(Source records)
*-*-*

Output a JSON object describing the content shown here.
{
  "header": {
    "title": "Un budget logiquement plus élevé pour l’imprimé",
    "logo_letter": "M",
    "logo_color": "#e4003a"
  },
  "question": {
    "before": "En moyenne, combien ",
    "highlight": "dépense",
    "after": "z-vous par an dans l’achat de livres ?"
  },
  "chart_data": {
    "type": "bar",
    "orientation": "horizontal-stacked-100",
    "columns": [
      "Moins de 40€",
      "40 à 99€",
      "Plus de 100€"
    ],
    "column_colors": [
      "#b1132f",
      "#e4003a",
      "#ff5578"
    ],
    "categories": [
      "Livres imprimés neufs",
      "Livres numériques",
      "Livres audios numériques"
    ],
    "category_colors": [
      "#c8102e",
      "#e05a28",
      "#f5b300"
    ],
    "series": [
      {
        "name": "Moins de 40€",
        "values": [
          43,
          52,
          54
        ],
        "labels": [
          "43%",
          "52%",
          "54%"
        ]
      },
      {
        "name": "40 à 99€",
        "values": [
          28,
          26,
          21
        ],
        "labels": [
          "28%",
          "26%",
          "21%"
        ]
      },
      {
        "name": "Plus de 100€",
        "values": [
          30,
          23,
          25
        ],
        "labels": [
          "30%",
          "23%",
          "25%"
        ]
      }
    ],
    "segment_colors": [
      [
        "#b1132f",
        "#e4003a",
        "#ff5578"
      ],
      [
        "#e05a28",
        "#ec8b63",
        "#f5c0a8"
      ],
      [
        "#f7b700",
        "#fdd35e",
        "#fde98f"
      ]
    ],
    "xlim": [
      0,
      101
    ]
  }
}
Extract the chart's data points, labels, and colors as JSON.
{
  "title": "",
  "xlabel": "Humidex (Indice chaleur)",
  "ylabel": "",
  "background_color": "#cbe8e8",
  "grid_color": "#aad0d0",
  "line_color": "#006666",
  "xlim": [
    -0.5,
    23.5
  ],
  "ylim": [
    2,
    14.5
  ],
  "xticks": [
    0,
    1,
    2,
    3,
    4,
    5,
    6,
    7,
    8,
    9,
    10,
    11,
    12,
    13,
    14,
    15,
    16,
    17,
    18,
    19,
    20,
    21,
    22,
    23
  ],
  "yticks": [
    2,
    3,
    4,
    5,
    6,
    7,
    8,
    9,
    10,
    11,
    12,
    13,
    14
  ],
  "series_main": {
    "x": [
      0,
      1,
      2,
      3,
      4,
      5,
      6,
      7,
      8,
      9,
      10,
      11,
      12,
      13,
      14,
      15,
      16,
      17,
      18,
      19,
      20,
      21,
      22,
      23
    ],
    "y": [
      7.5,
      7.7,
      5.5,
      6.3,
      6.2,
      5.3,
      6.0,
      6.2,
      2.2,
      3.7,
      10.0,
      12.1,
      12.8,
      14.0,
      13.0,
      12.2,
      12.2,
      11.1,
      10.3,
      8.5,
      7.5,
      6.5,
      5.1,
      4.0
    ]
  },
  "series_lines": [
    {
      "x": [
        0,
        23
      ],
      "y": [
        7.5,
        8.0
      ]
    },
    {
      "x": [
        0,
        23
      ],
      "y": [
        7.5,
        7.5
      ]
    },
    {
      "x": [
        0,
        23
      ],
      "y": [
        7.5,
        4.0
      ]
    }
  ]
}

*-*-*

Every line above should be retyped exactly as given.

Output a JSON object describing the content shown here.
{
  "header": {
    "title": "Un budget logiquement plus élevé pour l’imprimé",
    "logo_letter": "M",
    "logo_color": "#e4003a"
  },
  "question": {
    "before": "En moyenne, combien ",
    "highlight": "dépense",
    "after": "z-vous par an dans l’achat de livres ?"
  },
  "chart_data": {
    "type": "bar",
    "orientation": "horizontal-stacked-100",
    "columns": [
      "Moins de 40€",
      "40 à 99€",
      "Plus de 100€"
    ],
    "column_colors": [
      "#b1132f",
      "#e4003a",
      "#ff5578"
    ],
    "categories": [
      "Livres imprimés neufs",
      "Livres numériques",
      "Livres audios numériques"
    ],
    "category_colors": [
      "#c8102e",
      "#e05a28",
      "#f5b300"
    ],
    "series": [
      {
        "name": "Moins de 40€",
        "values": [
          43,
          52,
          54
        ],
        "labels": [
          "43%",
          "52%",
          "54%"
        ]
      },
      {
        "name": "40 à 99€",
        "values": [
          28,
          26,
          21
        ],
        "labels": [
          "28%",
          "26%",
          "21%"
        ]
      },
      {
        "name": "Plus de 100€",
        "values": [
          30,
          23,
          25
        ],
        "labels": [
          "30%",
          "23%",
          "25%"
        ]
      }
    ],
    "segment_colors": [
      [
        "#b1132f",
        "#e4003a",
        "#ff5578"
      ],
      [
        "#e05a28",
        "#ec8b63",
        "#f5c0a8"
      ],
      [
        "#f7b700",
        "#fdd35e",
        "#fde98f"
      ]
    ],
    "xlim": [
      0,
      101
    ]
  }
}
Extract the chart's data points, labels, and colors as JSON.
{
  "title": "",
  "xlabel": "Humidex (Indice chaleur)",
  "ylabel": "",
  "background_color": "#cbe8e8",
  "grid_color": "#aad0d0",
  "line_color": "#006666",
  "xlim": [
    -0.5,
    23.5
  ],
  "ylim": [
    2,
    14.5
  ],
  "xticks": [
    0,
    1,
    2,
    3,
    4,
    5,
    6,
    7,
    8,
    9,
    10,
    11,
    12,
    13,
    14,
    15,
    16,
    17,
    18,
    19,
    20,
    21,
    22,
    23
  ],
  "yticks": [
    2,
    3,
    4,
    5,
    6,
    7,
    8,
    9,
    10,
    11,
    12,
    13,
    14
  ],
  "series_main": {
    "x": [
      0,
      1,
      2,
      3,
      4,
      5,
      6,
      7,
      8,
      9,
      10,
      11,
      12,
      13,
      14,
      15,
      16,
      17,
      18,
      19,
      20,
      21,
      22,
      23
    ],
    "y": [
      7.5,
      7.7,
      5.5,
      6.3,
      6.2,
      5.3,
      6.0,
      6.2,
      2.2,
      3.7,
      10.0,
      12.1,
      12.8,
      14.0,
      13.0,
      12.2,
      12.2,
      11.1,
      10.3,
      8.5,
      7.5,
      6.5,
      5.1,
      4.0
    ]
  },
  "series_lines": [
    {
      "x": [
        0,
        23
      ],
      "y": [
        7.5,
        8.0
      ]
    },
    {
      "x": [
        0,
        23
      ],
      "y": [
        7.5,
        7.5
      ]
    },
    {
      "x": [
        0,
        23
      ],
      "y": [
        7.5,
        4.0
      ]
    }
  ]
}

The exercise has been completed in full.